Requirements: Exactly reproduce each record listed below.

Provided data:
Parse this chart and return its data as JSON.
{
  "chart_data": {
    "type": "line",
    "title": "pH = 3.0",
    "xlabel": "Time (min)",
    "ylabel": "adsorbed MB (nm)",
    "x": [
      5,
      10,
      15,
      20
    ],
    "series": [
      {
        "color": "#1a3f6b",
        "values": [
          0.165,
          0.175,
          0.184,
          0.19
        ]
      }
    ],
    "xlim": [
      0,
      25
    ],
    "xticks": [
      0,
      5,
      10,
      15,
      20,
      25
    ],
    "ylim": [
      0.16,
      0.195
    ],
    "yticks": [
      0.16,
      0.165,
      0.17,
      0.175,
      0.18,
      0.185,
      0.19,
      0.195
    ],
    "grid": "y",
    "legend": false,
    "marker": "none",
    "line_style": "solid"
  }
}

Answer to this problem:
Parse this chart and return its data as JSON.
{
  "chart_data": {
    "type": "line",
    "title": "pH = 3.0",
    "xlabel": "Time (min)",
    "ylabel": "adsorbed MB (nm)",
    "x": [
      5,
      10,
      15,
      20
    ],
    "series": [
      {
        "color": "#1a3f6b",
        "values": [
          0.165,
          0.175,
          0.184,
          0.19
        ]
      }
    ],
    "xlim": [
      0,
      25
    ],
    "xticks": [
      0,
      5,
      10,
      15,
      20,
      25
    ],
    "ylim": [
      0.16,
      0.195
    ],
    "yticks": [
      0.16,
      0.165,
      0.17,
      0.175,
      0.18,
      0.185,
      0.19,
      0.195
    ],
    "grid": "y",
    "legend": false,
    "marker": "none",
    "line_style": "solid"
  }
}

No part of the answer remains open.